#### [WHAT TO PRODUCE]
From the entries below, copy every line that holds the word "Complete".

━━━━━ INPUT ROWS ━━━━━

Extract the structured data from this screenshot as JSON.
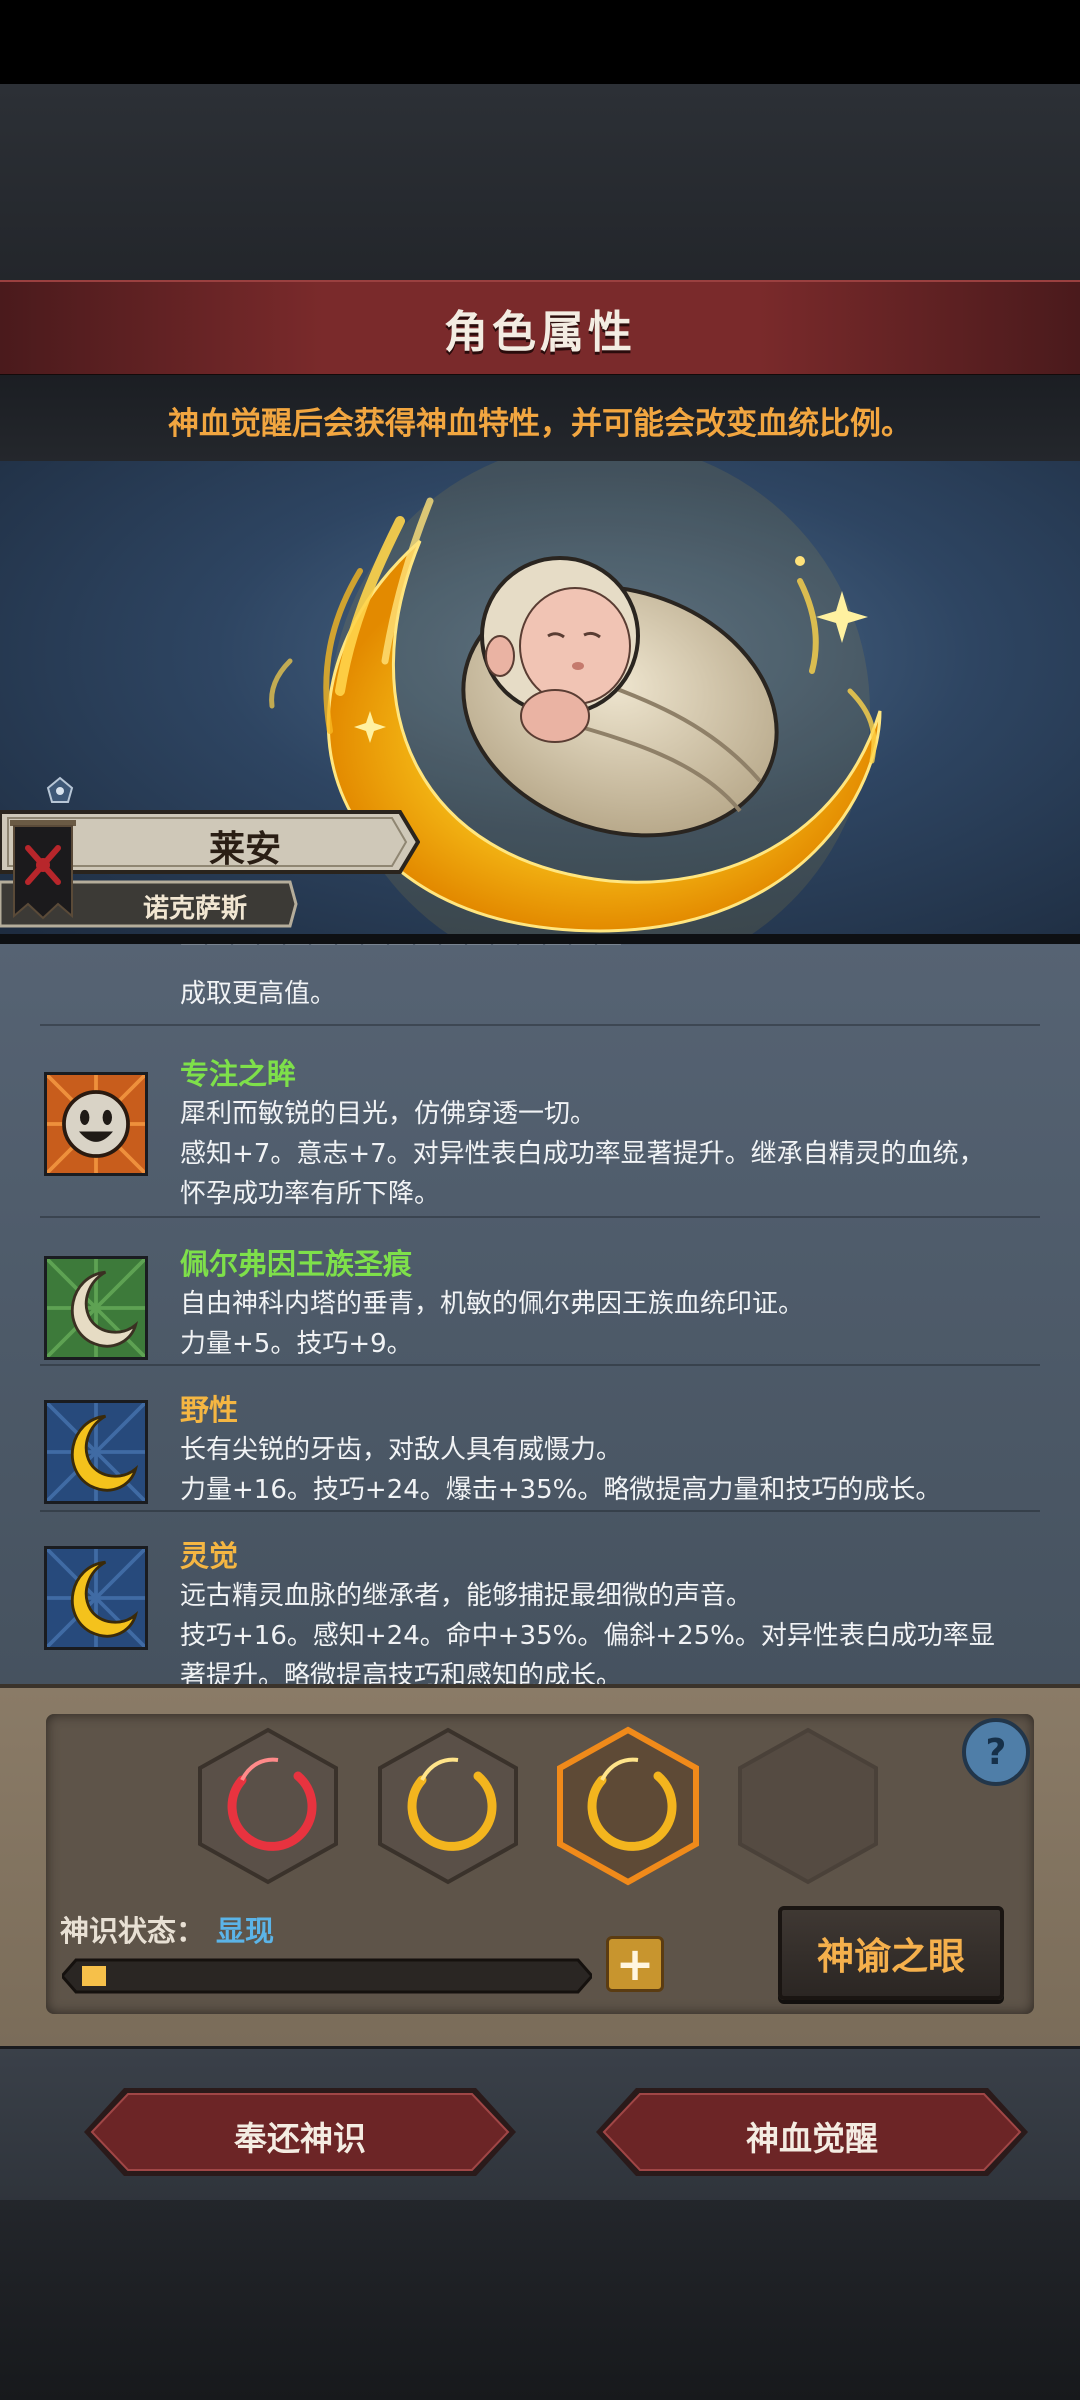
{
  "header": {
    "title": "角色属性",
    "hint": "神血觉醒后会获得神血特性，并可能会改变血统比例。"
  },
  "character": {
    "name": "莱安",
    "house": "诺克萨斯"
  },
  "traits": {
    "partial_text": "成取更高值。",
    "items": [
      {
        "name": "专注之眸",
        "name_color": "#7ee04a",
        "icon": "smiley-face-icon",
        "desc1": "犀利而敏锐的目光，仿佛穿透一切。",
        "desc2": "感知+7。意志+7。对异性表白成功率显著提升。继承自精灵的血统，",
        "desc3": "怀孕成功率有所下降。"
      },
      {
        "name": "佩尔弗因王族圣痕",
        "name_color": "#7ee04a",
        "icon": "white-crescent-icon",
        "desc1": "自由神科内塔的垂青，机敏的佩尔弗因王族血统印证。",
        "desc2": "力量+5。技巧+9。"
      },
      {
        "name": "野性",
        "name_color": "#f5b642",
        "icon": "gold-crescent-icon",
        "desc1": "长有尖锐的牙齿，对敌人具有威慑力。",
        "desc2": "力量+16。技巧+24。爆击+35%。略微提高力量和技巧的成长。"
      },
      {
        "name": "灵觉",
        "name_color": "#f5b642",
        "icon": "gold-crescent-icon",
        "desc1": "远古精灵血脉的继承者，能够捕捉最细微的声音。",
        "desc2": "技巧+16。感知+24。命中+35%。偏斜+25%。对异性表白成功率显",
        "desc3": "著提升。略微提高技巧和感知的成长。"
      }
    ]
  },
  "divine": {
    "status_label": "神识状态：",
    "status_value": "显现",
    "progress": 0.04,
    "slots": [
      "red",
      "gold",
      "gold-selected",
      "empty"
    ],
    "help": "?",
    "plus": "+",
    "oracle_button": "神谕之眼"
  },
  "footer": {
    "return_button": "奉还神识",
    "awaken_button": "神血觉醒"
  },
  "colors": {
    "accent_gold": "#f2a640",
    "status_blue": "#5bb4e8",
    "banner_red": "#7a2a2b"
  }
}
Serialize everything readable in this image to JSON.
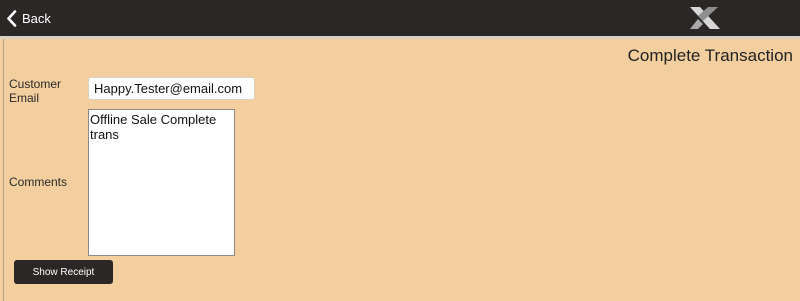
{
  "header": {
    "back_label": "Back",
    "back_icon": "chevron-left-icon",
    "logo_icon": "x-logo-icon",
    "colors": {
      "bar": "#2b2726",
      "panel": "#f3cf9f"
    }
  },
  "page": {
    "title": "Complete Transaction"
  },
  "form": {
    "email_label": "Customer Email",
    "email_value": "Happy.Tester@email.com",
    "comments_label": "Comments",
    "comments_value": "Offline Sale Complete trans",
    "show_receipt_label": "Show Receipt"
  }
}
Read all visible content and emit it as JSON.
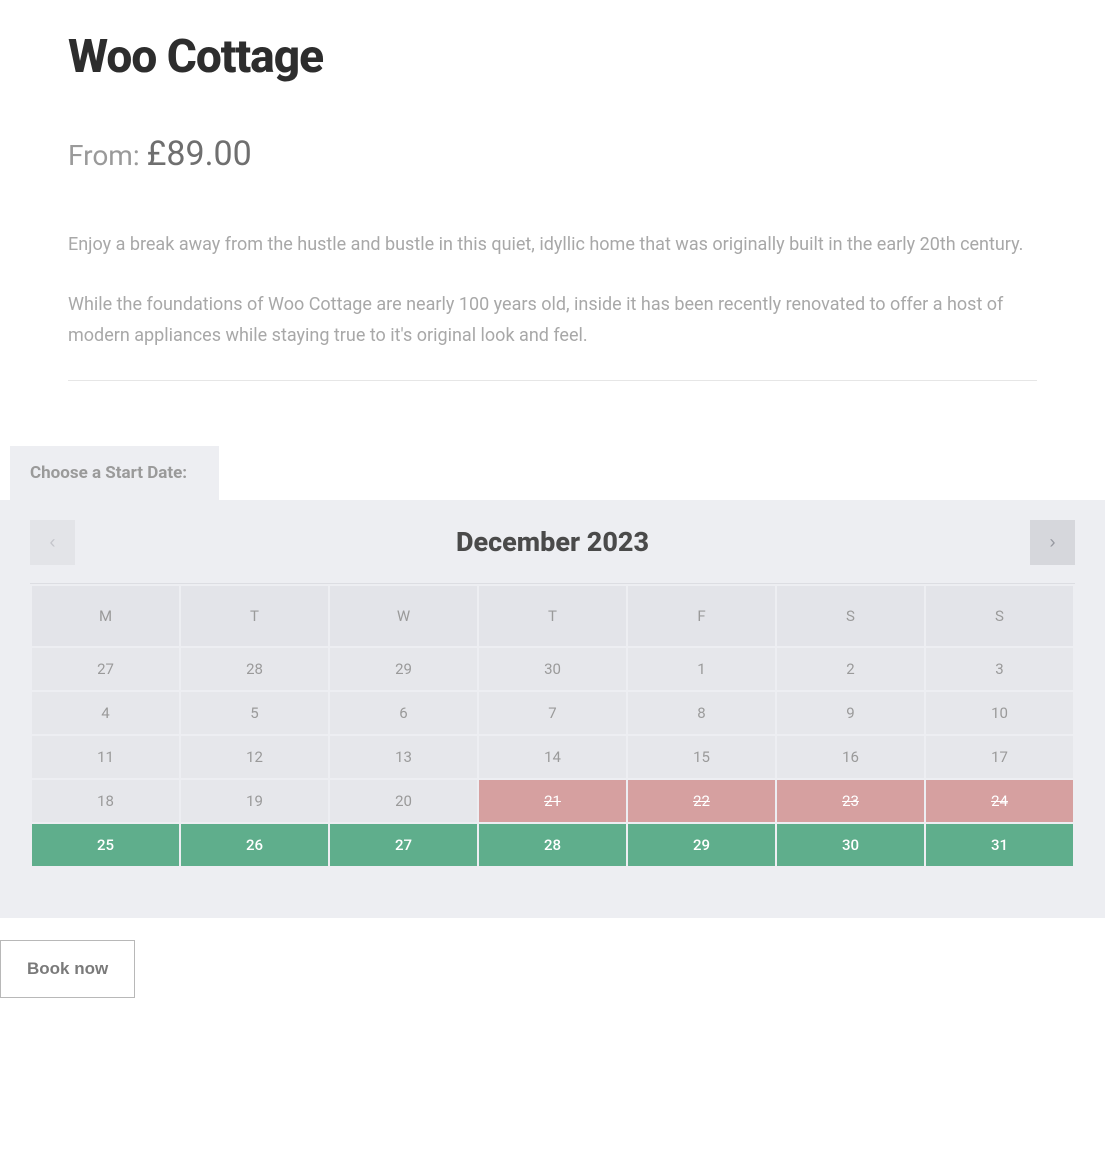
{
  "title": "Woo Cottage",
  "price": {
    "prefix": "From: ",
    "currency": "£",
    "amount": "89.00"
  },
  "description": {
    "p1": "Enjoy a break away from the hustle and bustle in this quiet, idyllic home that was originally built in the early 20th century.",
    "p2": "While the foundations of Woo Cottage are nearly 100 years old, inside it has been recently renovated to offer a host of modern appliances while staying true to it's original look and feel."
  },
  "calendar": {
    "tab_label": "Choose a Start Date:",
    "month_label": "December 2023",
    "weekdays": [
      "M",
      "T",
      "W",
      "T",
      "F",
      "S",
      "S"
    ],
    "weeks": [
      [
        {
          "d": "27",
          "s": "past"
        },
        {
          "d": "28",
          "s": "past"
        },
        {
          "d": "29",
          "s": "past"
        },
        {
          "d": "30",
          "s": "past"
        },
        {
          "d": "1",
          "s": "past"
        },
        {
          "d": "2",
          "s": "past"
        },
        {
          "d": "3",
          "s": "past"
        }
      ],
      [
        {
          "d": "4",
          "s": "past"
        },
        {
          "d": "5",
          "s": "past"
        },
        {
          "d": "6",
          "s": "past"
        },
        {
          "d": "7",
          "s": "past"
        },
        {
          "d": "8",
          "s": "past"
        },
        {
          "d": "9",
          "s": "past"
        },
        {
          "d": "10",
          "s": "past"
        }
      ],
      [
        {
          "d": "11",
          "s": "past"
        },
        {
          "d": "12",
          "s": "past"
        },
        {
          "d": "13",
          "s": "past"
        },
        {
          "d": "14",
          "s": "past"
        },
        {
          "d": "15",
          "s": "past"
        },
        {
          "d": "16",
          "s": "past"
        },
        {
          "d": "17",
          "s": "past"
        }
      ],
      [
        {
          "d": "18",
          "s": "past"
        },
        {
          "d": "19",
          "s": "past"
        },
        {
          "d": "20",
          "s": "past"
        },
        {
          "d": "21",
          "s": "unavail"
        },
        {
          "d": "22",
          "s": "unavail"
        },
        {
          "d": "23",
          "s": "unavail"
        },
        {
          "d": "24",
          "s": "unavail"
        }
      ],
      [
        {
          "d": "25",
          "s": "avail"
        },
        {
          "d": "26",
          "s": "avail"
        },
        {
          "d": "27",
          "s": "avail"
        },
        {
          "d": "28",
          "s": "avail"
        },
        {
          "d": "29",
          "s": "avail"
        },
        {
          "d": "30",
          "s": "avail"
        },
        {
          "d": "31",
          "s": "avail"
        }
      ]
    ]
  },
  "book_button": "Book now"
}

━━━━━

#### [SOLUTION FOR THIS TASK]
    "title": "Complete Transaction"
    "comments_value": "Offline Sale Complete trans",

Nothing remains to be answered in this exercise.